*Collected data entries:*

-----

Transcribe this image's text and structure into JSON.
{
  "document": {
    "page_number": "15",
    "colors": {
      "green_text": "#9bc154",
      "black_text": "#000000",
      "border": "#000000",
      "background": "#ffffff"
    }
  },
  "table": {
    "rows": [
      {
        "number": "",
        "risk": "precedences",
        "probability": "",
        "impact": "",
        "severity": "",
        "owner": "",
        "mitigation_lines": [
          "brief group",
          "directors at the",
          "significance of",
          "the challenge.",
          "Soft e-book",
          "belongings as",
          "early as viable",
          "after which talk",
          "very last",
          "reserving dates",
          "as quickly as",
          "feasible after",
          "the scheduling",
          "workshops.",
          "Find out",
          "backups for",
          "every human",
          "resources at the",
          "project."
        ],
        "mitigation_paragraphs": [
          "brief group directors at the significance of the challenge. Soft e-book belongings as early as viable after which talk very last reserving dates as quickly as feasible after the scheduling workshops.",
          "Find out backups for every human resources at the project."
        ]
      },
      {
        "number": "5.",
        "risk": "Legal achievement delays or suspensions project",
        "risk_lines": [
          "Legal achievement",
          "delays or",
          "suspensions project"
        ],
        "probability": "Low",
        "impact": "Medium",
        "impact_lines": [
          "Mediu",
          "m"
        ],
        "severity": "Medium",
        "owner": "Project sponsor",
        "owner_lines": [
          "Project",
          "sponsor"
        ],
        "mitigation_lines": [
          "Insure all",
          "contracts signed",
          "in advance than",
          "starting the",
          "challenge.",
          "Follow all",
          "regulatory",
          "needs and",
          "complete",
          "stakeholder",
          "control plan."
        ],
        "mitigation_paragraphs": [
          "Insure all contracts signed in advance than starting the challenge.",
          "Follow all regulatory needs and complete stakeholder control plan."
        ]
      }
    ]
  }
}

-----

*Stated exercise:* Give an exact copy of all the data shown above.

*Completed exercise:*
Transcribe this image's text and structure into JSON.
{
  "document": {
    "page_number": "15",
    "colors": {
      "green_text": "#9bc154",
      "black_text": "#000000",
      "border": "#000000",
      "background": "#ffffff"
    }
  },
  "table": {
    "rows": [
      {
        "number": "",
        "risk": "precedences",
        "probability": "",
        "impact": "",
        "severity": "",
        "owner": "",
        "mitigation_lines": [
          "brief group",
          "directors at the",
          "significance of",
          "the challenge.",
          "Soft e-book",
          "belongings as",
          "early as viable",
          "after which talk",
          "very last",
          "reserving dates",
          "as quickly as",
          "feasible after",
          "the scheduling",
          "workshops.",
          "Find out",
          "backups for",
          "every human",
          "resources at the",
          "project."
        ],
        "mitigation_paragraphs": [
          "brief group directors at the significance of the challenge. Soft e-book belongings as early as viable after which talk very last reserving dates as quickly as feasible after the scheduling workshops.",
          "Find out backups for every human resources at the project."
        ]
      },
      {
        "number": "5.",
        "risk": "Legal achievement delays or suspensions project",
        "risk_lines": [
          "Legal achievement",
          "delays or",
          "suspensions project"
        ],
        "probability": "Low",
        "impact": "Medium",
        "impact_lines": [
          "Mediu",
          "m"
        ],
        "severity": "Medium",
        "owner": "Project sponsor",
        "owner_lines": [
          "Project",
          "sponsor"
        ],
        "mitigation_lines": [
          "Insure all",
          "contracts signed",
          "in advance than",
          "starting the",
          "challenge.",
          "Follow all",
          "regulatory",
          "needs and",
          "complete",
          "stakeholder",
          "control plan."
        ],
        "mitigation_paragraphs": [
          "Insure all contracts signed in advance than starting the challenge.",
          "Follow all regulatory needs and complete stakeholder control plan."
        ]
      }
    ]
  }
}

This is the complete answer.